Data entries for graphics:
== == ==
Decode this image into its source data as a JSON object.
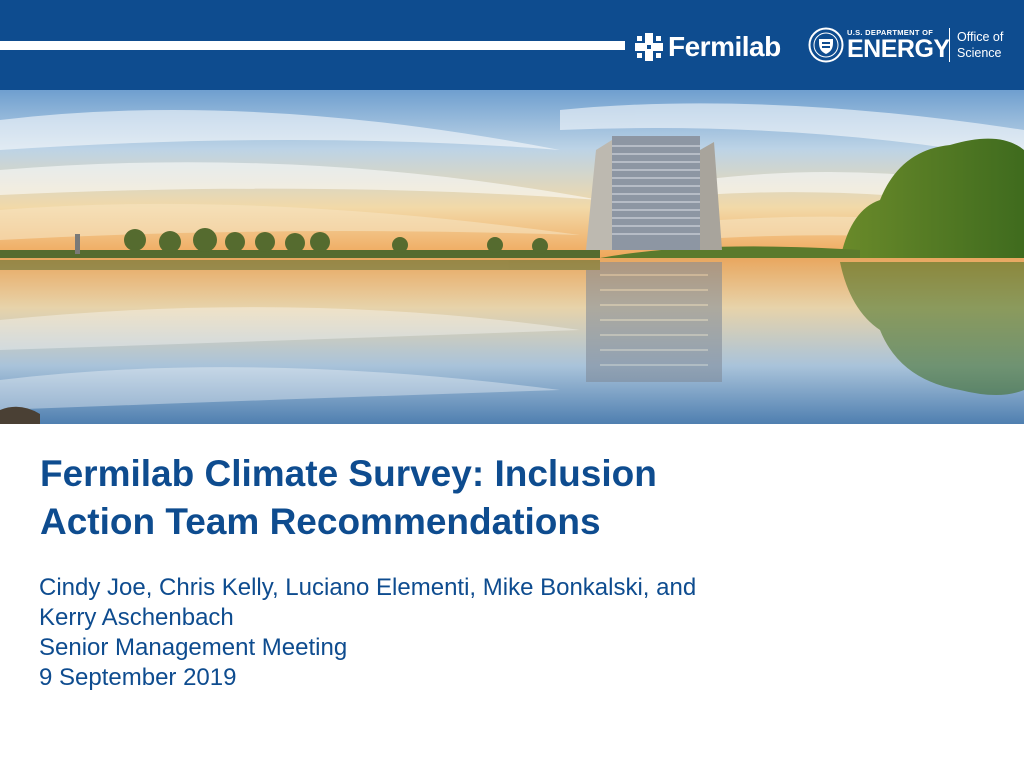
{
  "header": {
    "lab_name": "Fermilab",
    "doe_department": "U.S. DEPARTMENT OF",
    "doe_name": "ENERGY",
    "office_line1": "Office of",
    "office_line2": "Science",
    "band_color": "#0e4c8f"
  },
  "slide": {
    "title_line1": "Fermilab Climate Survey: Inclusion",
    "title_line2": "Action Team Recommendations",
    "authors_line1": "Cindy Joe, Chris Kelly, Luciano Elementi, Mike Bonkalski, and",
    "authors_line2": "Kerry Aschenbach",
    "meeting": "Senior Management Meeting",
    "date": "9 September 2019",
    "text_color": "#0e4c8f"
  },
  "photo": {
    "subject": "fermilab-wilson-hall-reflection-photo"
  },
  "icons": {
    "fermilab": "fermilab-logo-icon",
    "doe": "doe-seal-icon"
  }
}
== == ==
# [What is required]
Copy, from the material, each line that holds the string "photo".

# [Answer to the task]
  "photo": {
    "subject": "fermilab-wilson-hall-reflection-photo"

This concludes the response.